> WHAT THE TASK REQUIRES
Restate the entries below verbatim.

──────── EXCERPTED RECORDS ────────

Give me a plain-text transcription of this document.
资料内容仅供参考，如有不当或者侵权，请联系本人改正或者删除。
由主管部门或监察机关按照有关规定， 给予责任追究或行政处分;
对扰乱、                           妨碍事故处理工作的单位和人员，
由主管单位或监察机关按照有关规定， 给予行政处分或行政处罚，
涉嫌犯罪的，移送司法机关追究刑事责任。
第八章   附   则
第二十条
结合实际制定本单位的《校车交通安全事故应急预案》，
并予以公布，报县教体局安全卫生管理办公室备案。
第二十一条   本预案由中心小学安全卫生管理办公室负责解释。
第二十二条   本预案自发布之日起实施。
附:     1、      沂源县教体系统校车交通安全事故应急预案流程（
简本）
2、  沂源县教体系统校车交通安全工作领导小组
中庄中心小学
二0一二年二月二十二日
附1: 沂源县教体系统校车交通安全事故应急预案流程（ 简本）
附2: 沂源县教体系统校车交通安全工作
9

────────

> REPLY
Give me a plain-text transcription of this document.
资料内容仅供参考，如有不当或者侵权，请联系本人改正或者删除。
由主管部门或监察机关按照有关规定， 给予责任追究或行政处分;
对扰乱、                           妨碍事故处理工作的单位和人员，
由主管单位或监察机关按照有关规定， 给予行政处分或行政处罚，
涉嫌犯罪的，移送司法机关追究刑事责任。
第八章   附   则
第二十条
结合实际制定本单位的《校车交通安全事故应急预案》，
并予以公布，报县教体局安全卫生管理办公室备案。
第二十一条   本预案由中心小学安全卫生管理办公室负责解释。
第二十二条   本预案自发布之日起实施。
附:     1、      沂源县教体系统校车交通安全事故应急预案流程（
简本）
2、  沂源县教体系统校车交通安全工作领导小组
中庄中心小学
二0一二年二月二十二日
附1: 沂源县教体系统校车交通安全事故应急预案流程（ 简本）
附2: 沂源县教体系统校车交通安全工作
9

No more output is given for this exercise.